_PROBLEM REQUIREMENTS_.
Reproduce the material word for word; the images stay out.
__________________________________________________
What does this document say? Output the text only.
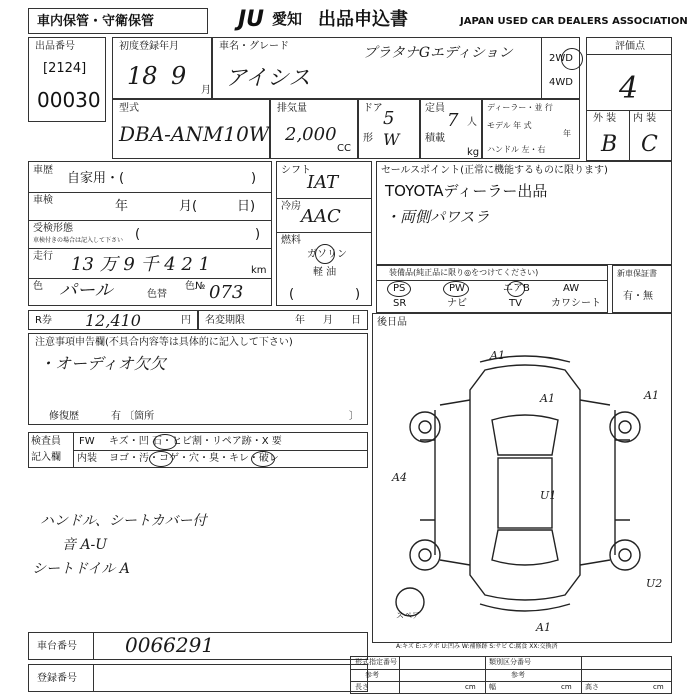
車内保管・守衛保管	JU 愛知 出品申込書	JAPAN USED CAR DEALERS ASSOCIATION
出品番号
[2124]
00030
初度登録年月
18 9
月
車名・グレード	プラタナGエディション
アイシス
2WD
4WD
評価点
4
外 装 内 装
B C
型式
DBA-ANM10W
排気量
2,000
CC
ドア 5
形 W
定員
7 人
積載
kg
ディーラー・並 行
モデル 年 式
年
ハンドル 左・右
車歴
自家用・(	)
車検	年	月(	日)
受検形態
車検付きの場合は記入して下さい (	)
走行 13 万 9 千 4 2 1	km
色 パール	色替
色№ 073
シフト
IAT
冷房 AAC
燃料
ガソリン
軽 油
(	)
セールスポイント(正常に機能するものに限ります)
TOYOTAディーラー出品
・両側パワスラ
装備品(純正品に限り◎をつけてください)
PS	PW	エアB	AW
SR	ナビ	TV	カワシート
新車保証書
有・無
R券 12,410	円 名変期限	年 月 日
注意事項申告欄(不具合内容等は具体的に記入して下さい)
・オーディオ欠欠
修復歴	有 〔箇所	〕
検査員
記入欄
FW キズ・凹 石・ヒビ割・リペア跡・X 要
内装 ヨゴ・汚・コゲ・穴・臭・キレ・破レ
後日品
A1
A1	A1
A4
U1
U2
A1
スペア
A:キズ E:エクボ U:凹み W:補修跡 S:サビ C:腐食 XX:交換済
ハンドル、シートカバー付
音 A-U
シートドイル A
車台番号 0066291
登録番号
形式指定番号	類別区分番号
参考	参考
長さ	cm 幅	cm 高さ	cm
__________________________________________________
_THE ANSWER_.
What does this document say? Output the text only.
車内保管・守衛保管	JU 愛知 出品申込書	JAPAN USED CAR DEALERS ASSOCIATION
出品番号
[2124]
00030
初度登録年月
18 9
月
車名・グレード	プラタナGエディション
アイシス
2WD
4WD
評価点
4
外 装 内 装
B C
型式
DBA-ANM10W
排気量
2,000
CC
ドア 5
形 W
定員
7 人
積載
kg
ディーラー・並 行
モデル 年 式
年
ハンドル 左・右
車歴
自家用・(	)
車検	年	月(	日)
受検形態
車検付きの場合は記入して下さい (	)
走行 13 万 9 千 4 2 1	km
色 パール	色替
色№ 073
シフト
IAT
冷房 AAC
燃料
ガソリン
軽 油
(	)
セールスポイント(正常に機能するものに限ります)
TOYOTAディーラー出品
・両側パワスラ
装備品(純正品に限り◎をつけてください)
PS	PW	エアB	AW
SR	ナビ	TV	カワシート
新車保証書
有・無
R券 12,410	円 名変期限	年 月 日
注意事項申告欄(不具合内容等は具体的に記入して下さい)
・オーディオ欠欠
修復歴	有 〔箇所	〕
検査員
記入欄
FW キズ・凹 石・ヒビ割・リペア跡・X 要
内装 ヨゴ・汚・コゲ・穴・臭・キレ・破レ
後日品
A1
A1	A1
A4
U1
U2
A1
スペア
A:キズ E:エクボ U:凹み W:補修跡 S:サビ C:腐食 XX:交換済
ハンドル、シートカバー付
音 A-U
シートドイル A
車台番号 0066291
登録番号
形式指定番号	類別区分番号
参考	参考
長さ	cm 幅	cm 高さ	cm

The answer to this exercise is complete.